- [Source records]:
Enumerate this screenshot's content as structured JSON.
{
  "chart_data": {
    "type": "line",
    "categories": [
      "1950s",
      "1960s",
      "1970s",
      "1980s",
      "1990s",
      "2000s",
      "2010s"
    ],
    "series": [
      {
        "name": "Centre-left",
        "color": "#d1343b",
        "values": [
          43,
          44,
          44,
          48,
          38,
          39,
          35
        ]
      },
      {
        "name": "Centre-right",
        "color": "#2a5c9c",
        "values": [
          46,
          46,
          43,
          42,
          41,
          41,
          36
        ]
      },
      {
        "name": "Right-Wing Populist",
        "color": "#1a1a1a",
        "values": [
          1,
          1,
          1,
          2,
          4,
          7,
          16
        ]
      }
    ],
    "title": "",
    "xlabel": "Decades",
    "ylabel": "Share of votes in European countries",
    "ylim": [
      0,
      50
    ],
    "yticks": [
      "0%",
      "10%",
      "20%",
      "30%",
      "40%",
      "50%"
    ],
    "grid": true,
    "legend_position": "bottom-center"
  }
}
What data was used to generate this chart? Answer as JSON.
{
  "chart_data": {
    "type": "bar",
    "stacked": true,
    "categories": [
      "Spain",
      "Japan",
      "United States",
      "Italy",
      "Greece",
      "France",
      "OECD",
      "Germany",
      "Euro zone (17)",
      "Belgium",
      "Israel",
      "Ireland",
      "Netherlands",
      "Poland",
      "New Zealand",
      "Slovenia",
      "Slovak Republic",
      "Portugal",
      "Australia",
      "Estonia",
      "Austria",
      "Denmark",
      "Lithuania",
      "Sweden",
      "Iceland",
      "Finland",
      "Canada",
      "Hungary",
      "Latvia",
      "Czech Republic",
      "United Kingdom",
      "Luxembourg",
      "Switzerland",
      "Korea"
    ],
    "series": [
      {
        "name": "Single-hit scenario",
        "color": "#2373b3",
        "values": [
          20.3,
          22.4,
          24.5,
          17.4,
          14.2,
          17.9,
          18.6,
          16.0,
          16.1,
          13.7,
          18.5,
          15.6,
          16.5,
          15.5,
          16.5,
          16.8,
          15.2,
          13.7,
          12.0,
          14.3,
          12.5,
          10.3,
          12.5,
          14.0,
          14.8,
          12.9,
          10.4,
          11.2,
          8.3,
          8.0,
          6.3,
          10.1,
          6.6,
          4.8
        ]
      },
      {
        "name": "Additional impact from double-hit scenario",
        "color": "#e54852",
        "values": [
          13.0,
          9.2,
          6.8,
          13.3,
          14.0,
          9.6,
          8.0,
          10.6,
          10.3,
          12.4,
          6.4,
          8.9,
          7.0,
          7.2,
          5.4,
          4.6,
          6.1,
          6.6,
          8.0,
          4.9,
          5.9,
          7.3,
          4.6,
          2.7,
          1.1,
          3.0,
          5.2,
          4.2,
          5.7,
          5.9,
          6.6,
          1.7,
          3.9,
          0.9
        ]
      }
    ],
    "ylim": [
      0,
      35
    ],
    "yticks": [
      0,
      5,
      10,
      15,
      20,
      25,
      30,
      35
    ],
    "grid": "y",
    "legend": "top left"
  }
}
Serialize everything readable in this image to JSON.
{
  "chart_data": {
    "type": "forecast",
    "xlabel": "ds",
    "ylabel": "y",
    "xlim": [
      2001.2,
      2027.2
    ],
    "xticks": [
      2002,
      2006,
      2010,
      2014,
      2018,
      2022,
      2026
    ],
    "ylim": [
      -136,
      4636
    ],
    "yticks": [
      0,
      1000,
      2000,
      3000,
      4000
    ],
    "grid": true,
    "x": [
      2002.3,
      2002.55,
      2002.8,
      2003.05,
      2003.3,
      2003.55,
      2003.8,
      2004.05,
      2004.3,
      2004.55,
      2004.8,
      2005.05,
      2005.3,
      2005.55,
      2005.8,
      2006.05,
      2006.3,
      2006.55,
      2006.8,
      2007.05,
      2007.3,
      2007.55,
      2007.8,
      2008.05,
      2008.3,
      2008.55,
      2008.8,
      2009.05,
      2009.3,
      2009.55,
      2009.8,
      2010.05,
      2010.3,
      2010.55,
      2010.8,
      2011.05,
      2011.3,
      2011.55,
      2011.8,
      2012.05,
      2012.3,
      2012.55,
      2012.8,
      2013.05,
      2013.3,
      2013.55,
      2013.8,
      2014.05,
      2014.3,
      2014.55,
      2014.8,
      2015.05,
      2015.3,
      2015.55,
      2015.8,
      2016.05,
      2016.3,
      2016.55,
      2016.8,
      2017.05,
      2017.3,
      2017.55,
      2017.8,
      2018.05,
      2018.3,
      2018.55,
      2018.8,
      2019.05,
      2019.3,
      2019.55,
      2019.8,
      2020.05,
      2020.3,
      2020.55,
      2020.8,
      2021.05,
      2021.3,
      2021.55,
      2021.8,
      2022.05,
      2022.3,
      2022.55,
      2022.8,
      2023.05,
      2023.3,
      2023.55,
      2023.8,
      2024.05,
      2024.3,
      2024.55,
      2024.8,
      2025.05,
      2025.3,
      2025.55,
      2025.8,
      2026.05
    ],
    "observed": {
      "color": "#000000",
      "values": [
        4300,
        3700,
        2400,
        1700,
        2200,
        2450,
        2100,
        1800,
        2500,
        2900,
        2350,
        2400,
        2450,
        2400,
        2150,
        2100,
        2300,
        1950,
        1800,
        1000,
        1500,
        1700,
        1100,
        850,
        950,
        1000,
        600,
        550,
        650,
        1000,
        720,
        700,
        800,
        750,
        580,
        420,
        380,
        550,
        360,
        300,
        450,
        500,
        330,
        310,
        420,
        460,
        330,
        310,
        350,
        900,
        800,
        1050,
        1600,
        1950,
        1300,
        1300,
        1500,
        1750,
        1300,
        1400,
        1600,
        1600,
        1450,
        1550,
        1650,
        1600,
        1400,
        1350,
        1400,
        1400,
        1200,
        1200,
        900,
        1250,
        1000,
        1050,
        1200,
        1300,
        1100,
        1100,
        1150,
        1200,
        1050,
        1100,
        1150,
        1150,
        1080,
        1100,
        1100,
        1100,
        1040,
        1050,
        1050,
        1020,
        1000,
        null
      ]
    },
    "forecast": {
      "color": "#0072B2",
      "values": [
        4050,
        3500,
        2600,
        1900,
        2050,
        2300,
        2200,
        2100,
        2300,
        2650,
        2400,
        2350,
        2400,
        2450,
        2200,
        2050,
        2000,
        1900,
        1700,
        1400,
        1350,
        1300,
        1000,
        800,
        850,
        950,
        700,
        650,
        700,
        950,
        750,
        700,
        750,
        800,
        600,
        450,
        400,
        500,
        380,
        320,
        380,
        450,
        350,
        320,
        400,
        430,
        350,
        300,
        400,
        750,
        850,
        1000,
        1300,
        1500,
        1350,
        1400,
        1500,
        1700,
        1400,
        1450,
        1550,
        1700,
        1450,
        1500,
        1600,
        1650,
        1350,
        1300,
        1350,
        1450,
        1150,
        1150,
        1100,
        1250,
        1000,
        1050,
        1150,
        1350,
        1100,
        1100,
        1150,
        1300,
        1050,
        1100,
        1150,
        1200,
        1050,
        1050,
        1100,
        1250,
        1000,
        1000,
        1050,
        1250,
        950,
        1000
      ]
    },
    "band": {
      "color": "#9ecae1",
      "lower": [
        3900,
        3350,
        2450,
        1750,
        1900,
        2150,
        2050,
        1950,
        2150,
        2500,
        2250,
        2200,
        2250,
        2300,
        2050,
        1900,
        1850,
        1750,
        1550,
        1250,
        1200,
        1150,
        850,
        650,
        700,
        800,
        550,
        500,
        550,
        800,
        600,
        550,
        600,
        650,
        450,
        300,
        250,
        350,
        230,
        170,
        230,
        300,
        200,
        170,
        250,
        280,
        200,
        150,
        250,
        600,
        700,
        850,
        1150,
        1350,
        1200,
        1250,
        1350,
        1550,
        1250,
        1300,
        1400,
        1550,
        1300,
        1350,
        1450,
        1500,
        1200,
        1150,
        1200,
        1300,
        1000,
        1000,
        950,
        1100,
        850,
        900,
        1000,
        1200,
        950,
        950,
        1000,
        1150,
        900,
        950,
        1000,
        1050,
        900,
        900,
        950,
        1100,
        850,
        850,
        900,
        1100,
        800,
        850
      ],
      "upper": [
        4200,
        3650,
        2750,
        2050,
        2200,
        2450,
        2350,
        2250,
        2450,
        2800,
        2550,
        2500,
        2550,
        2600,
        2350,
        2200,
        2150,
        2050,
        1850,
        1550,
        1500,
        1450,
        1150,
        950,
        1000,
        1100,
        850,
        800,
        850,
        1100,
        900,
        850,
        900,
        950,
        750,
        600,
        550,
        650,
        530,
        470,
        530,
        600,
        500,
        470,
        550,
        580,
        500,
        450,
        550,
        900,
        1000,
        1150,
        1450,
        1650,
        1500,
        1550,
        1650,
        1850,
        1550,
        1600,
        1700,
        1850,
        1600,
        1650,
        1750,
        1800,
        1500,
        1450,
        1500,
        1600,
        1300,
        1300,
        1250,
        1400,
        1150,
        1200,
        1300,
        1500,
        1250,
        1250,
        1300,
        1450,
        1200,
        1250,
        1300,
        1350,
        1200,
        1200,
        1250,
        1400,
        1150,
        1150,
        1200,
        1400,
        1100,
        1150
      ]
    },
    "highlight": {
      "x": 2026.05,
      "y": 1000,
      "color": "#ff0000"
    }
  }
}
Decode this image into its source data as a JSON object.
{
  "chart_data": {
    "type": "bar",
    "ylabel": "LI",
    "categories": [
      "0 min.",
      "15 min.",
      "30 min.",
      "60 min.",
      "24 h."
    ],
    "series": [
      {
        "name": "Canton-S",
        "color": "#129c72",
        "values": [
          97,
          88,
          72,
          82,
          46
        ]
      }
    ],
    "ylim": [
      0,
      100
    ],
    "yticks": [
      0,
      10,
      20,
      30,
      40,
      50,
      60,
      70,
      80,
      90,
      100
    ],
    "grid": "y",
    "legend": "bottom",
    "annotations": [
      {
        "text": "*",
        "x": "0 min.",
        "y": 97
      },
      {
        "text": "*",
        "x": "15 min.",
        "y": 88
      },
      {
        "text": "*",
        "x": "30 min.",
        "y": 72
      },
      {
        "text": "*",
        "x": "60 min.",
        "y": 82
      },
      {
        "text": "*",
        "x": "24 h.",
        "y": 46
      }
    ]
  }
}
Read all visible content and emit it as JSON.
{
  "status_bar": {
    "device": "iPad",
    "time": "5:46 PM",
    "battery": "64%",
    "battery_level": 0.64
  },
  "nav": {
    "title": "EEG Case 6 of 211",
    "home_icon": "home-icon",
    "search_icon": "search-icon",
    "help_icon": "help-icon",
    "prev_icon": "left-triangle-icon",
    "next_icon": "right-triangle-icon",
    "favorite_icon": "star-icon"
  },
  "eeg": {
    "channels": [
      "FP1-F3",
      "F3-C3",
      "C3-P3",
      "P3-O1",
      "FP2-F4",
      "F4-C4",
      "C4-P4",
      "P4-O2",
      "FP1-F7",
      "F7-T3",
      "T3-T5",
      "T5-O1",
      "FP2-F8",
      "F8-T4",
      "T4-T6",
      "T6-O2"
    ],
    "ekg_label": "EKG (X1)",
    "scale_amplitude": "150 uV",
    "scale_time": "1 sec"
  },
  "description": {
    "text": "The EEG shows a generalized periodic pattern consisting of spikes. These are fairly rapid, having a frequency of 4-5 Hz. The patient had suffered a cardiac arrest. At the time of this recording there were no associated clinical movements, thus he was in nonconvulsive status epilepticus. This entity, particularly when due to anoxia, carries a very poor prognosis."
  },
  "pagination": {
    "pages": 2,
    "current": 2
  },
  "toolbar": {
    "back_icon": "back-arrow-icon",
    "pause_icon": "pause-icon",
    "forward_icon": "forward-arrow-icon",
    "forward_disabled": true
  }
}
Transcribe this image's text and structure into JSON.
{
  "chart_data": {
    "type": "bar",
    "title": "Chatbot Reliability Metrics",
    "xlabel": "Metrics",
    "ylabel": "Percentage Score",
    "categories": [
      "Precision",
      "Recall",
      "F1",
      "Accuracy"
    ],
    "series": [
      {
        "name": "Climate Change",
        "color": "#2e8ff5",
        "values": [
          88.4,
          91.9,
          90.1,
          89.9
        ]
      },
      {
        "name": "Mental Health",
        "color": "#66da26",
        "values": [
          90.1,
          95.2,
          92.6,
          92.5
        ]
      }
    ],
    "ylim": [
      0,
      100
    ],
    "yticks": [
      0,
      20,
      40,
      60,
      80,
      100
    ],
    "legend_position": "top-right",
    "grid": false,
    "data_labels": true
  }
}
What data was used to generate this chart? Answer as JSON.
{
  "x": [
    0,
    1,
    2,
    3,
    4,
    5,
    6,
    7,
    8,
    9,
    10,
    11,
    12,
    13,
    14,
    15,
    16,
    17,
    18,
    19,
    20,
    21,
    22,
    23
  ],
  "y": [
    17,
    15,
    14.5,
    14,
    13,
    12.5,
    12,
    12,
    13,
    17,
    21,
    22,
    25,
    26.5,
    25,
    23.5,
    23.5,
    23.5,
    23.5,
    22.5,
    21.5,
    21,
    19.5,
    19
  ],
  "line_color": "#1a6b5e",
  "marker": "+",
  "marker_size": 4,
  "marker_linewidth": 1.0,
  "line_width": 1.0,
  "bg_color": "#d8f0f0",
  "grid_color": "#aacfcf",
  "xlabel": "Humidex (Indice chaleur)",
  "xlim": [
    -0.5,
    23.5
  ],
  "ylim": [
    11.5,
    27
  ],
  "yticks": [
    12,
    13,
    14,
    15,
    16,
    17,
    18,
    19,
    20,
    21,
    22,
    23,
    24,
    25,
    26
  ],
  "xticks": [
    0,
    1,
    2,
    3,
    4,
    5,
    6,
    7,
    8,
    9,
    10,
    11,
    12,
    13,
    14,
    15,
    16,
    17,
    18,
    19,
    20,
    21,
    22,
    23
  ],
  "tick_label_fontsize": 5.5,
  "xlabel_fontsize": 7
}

- [Goal]: Take every line from the data that contains the word "left".

- [Exercise answer]:
        "name": "Centre-left",
    "legend": "top left"
    "prev_icon": "left-triangle-icon",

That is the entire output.